Search the records for "Cámara". Copy every line where it appears.
-- start Stored rows --
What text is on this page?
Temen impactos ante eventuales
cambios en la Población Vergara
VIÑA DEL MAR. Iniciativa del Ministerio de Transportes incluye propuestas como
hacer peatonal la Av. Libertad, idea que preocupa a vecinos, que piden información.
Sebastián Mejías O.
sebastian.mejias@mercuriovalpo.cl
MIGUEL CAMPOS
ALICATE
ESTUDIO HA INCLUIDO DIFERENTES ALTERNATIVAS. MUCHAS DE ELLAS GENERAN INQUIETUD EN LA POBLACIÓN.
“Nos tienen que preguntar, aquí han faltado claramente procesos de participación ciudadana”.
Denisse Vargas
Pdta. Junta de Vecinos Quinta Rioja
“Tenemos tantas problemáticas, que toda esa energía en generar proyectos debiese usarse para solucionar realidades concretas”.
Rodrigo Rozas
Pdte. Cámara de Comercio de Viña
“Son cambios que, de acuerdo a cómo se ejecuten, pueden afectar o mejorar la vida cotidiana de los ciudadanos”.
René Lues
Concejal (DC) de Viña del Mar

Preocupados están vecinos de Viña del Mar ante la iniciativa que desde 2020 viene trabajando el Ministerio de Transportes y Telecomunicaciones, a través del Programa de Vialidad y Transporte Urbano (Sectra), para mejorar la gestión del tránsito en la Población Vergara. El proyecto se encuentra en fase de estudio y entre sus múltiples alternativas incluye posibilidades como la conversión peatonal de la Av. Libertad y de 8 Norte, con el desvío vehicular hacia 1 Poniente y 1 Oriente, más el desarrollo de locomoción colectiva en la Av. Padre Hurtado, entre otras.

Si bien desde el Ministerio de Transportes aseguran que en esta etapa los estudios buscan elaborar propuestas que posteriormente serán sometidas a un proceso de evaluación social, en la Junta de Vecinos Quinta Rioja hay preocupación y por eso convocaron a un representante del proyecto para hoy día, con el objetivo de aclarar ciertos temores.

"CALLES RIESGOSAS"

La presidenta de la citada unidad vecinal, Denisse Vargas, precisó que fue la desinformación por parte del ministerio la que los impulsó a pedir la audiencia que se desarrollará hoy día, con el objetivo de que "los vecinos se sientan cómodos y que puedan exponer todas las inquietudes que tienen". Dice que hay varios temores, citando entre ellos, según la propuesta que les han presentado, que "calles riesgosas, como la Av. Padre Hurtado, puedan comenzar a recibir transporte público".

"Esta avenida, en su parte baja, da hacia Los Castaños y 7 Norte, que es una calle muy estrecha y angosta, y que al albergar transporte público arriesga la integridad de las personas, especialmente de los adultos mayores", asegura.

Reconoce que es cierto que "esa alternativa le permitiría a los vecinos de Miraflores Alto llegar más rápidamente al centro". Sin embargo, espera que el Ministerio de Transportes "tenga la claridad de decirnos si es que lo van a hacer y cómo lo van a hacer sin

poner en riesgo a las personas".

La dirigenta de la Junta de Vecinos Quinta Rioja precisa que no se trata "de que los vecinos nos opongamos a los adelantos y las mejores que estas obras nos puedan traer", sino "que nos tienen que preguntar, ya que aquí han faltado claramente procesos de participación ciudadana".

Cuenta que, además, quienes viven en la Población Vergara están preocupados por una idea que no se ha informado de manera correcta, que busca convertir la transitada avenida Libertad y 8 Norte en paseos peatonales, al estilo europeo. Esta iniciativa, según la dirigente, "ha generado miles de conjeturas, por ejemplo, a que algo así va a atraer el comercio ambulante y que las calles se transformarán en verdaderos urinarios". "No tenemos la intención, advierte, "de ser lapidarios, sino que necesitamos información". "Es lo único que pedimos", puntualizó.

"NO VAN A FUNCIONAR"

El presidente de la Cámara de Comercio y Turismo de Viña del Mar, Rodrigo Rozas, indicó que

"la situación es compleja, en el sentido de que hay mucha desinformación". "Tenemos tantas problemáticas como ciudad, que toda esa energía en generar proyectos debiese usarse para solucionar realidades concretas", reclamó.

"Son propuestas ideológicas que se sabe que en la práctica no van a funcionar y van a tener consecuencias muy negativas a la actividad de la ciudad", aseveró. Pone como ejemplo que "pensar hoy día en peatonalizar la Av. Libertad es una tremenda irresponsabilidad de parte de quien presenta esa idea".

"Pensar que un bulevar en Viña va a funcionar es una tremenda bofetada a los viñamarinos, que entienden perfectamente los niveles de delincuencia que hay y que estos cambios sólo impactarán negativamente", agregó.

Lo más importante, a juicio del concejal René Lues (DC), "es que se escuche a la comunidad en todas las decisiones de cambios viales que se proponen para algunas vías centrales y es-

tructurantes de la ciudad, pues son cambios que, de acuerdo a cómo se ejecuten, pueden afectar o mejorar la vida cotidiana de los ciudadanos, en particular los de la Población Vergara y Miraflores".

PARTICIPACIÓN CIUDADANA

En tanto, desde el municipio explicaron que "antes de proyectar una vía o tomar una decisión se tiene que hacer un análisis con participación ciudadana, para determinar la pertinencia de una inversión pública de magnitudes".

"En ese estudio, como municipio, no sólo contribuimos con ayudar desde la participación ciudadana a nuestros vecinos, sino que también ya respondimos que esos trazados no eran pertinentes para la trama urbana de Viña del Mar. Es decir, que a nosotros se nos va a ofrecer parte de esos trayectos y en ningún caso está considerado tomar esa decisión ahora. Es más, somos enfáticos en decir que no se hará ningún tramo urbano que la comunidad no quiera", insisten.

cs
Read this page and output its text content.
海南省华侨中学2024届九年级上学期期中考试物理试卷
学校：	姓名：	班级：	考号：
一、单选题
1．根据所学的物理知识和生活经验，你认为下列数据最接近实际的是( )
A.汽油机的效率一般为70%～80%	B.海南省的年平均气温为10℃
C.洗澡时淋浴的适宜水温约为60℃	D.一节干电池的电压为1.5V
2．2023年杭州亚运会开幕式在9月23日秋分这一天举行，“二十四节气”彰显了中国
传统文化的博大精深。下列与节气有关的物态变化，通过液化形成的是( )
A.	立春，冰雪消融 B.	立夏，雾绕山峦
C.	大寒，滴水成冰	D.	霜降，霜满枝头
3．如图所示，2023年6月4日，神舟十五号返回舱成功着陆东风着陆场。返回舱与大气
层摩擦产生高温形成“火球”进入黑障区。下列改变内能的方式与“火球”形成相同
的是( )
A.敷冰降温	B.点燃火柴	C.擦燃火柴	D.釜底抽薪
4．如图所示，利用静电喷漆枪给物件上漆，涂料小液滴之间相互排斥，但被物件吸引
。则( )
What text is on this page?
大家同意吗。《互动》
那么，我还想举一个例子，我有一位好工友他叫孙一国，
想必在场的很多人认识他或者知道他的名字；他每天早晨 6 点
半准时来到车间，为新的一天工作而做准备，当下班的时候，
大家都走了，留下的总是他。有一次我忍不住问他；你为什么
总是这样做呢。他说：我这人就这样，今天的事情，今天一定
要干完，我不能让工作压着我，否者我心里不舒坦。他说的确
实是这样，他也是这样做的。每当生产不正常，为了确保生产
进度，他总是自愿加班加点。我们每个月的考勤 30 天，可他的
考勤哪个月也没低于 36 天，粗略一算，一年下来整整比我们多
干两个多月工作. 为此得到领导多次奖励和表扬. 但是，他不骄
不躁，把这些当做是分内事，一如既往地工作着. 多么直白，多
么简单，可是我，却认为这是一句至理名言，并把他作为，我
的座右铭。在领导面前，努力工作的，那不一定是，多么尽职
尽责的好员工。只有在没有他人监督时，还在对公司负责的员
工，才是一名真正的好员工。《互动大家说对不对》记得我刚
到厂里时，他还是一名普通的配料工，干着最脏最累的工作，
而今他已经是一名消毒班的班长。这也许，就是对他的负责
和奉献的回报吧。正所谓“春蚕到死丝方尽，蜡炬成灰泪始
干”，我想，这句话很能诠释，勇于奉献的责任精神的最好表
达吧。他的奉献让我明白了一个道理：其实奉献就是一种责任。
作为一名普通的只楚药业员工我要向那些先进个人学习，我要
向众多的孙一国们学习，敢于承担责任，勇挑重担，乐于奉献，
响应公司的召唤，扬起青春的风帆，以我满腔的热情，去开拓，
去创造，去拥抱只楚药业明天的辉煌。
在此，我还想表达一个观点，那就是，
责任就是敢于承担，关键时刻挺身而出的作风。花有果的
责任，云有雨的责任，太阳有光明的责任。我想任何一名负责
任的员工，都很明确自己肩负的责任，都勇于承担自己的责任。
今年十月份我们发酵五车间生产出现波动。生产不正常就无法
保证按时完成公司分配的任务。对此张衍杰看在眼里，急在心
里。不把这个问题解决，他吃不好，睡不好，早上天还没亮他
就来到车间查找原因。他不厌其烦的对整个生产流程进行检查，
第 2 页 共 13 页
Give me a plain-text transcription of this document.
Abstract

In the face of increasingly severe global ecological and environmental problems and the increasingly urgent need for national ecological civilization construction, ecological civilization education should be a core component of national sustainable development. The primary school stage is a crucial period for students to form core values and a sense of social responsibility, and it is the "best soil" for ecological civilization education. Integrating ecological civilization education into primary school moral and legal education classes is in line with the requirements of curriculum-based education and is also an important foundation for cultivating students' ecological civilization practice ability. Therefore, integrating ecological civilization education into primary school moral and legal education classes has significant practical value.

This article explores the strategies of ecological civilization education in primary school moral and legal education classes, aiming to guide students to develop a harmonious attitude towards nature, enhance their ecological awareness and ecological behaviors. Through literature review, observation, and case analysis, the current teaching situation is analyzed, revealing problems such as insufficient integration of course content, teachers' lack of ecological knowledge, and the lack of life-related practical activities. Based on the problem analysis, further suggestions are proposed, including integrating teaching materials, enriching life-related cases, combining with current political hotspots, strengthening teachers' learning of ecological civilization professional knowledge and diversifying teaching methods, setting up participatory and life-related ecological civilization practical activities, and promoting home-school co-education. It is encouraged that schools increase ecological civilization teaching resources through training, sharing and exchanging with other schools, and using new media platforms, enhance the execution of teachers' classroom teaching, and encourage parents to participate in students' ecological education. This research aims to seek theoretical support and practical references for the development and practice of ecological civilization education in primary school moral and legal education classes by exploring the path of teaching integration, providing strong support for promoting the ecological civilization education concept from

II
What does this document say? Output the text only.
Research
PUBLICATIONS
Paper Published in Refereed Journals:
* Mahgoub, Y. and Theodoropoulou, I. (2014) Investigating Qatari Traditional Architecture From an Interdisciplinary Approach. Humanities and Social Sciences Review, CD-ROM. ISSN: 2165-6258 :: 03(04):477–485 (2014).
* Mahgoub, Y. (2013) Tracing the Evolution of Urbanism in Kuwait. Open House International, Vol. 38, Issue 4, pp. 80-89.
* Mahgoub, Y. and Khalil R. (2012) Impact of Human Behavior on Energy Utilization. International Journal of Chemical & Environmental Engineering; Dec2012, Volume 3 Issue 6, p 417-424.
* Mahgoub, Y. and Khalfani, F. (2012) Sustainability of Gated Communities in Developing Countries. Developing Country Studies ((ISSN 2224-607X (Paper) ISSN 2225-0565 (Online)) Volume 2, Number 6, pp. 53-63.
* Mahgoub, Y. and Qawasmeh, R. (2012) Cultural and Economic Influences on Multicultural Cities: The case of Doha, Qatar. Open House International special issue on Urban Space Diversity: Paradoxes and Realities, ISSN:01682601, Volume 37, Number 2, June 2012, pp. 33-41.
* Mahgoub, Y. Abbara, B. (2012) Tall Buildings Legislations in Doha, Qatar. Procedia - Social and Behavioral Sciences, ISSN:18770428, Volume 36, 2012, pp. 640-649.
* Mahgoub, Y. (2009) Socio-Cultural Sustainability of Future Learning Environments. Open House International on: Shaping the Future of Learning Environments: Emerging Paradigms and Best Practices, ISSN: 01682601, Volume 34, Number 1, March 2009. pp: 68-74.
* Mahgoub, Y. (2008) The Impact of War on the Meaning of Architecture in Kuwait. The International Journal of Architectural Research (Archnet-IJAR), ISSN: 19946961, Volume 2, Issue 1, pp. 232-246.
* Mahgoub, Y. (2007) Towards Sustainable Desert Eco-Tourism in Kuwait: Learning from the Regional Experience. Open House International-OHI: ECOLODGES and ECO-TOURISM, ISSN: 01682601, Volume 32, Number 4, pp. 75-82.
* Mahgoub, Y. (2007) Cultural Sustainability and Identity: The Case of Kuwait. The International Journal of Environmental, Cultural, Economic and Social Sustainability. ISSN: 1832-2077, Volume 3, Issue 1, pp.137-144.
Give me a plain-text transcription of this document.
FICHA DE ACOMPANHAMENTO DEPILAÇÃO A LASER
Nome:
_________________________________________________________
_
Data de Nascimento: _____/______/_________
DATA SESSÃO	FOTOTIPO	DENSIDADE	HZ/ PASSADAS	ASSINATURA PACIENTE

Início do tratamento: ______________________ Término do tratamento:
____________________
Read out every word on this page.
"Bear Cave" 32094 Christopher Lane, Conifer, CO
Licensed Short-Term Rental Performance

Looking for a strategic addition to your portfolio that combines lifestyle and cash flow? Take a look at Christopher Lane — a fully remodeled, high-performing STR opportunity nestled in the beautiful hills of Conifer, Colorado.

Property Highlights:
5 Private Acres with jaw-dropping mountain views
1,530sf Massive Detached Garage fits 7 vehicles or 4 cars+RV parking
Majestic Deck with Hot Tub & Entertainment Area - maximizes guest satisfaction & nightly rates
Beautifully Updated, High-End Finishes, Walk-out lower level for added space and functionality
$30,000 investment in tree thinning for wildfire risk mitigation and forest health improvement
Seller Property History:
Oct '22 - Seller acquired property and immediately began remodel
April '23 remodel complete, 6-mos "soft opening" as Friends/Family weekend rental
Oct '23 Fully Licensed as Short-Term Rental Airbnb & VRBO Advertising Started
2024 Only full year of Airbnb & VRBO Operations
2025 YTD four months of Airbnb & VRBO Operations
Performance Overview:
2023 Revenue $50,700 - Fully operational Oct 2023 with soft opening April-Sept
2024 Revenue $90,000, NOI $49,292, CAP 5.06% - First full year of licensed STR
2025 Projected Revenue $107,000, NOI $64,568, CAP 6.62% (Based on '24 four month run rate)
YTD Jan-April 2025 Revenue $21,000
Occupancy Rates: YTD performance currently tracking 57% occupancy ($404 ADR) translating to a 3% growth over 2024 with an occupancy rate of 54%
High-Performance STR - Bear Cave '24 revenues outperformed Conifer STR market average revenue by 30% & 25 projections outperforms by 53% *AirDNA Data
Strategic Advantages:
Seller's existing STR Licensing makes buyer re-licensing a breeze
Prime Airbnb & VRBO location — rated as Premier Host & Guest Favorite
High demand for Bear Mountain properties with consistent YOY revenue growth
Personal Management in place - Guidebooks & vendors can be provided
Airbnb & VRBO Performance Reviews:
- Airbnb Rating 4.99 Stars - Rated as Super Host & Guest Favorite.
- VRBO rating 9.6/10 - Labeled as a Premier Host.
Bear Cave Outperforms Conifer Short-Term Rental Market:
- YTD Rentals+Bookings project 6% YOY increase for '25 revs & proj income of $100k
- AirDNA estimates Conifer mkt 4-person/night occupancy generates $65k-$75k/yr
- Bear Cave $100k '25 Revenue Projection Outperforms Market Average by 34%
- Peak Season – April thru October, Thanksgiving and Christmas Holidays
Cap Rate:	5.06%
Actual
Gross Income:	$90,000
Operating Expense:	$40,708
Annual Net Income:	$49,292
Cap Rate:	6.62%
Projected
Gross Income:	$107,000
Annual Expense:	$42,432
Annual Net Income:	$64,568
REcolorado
-- end Stored rows --
→ Response to this exercise:
Pdte. Cámara de Comercio de Viña
El presidente de la Cámara de Comercio y Turismo de Viña del Mar, Rodrigo Rozas, indicó que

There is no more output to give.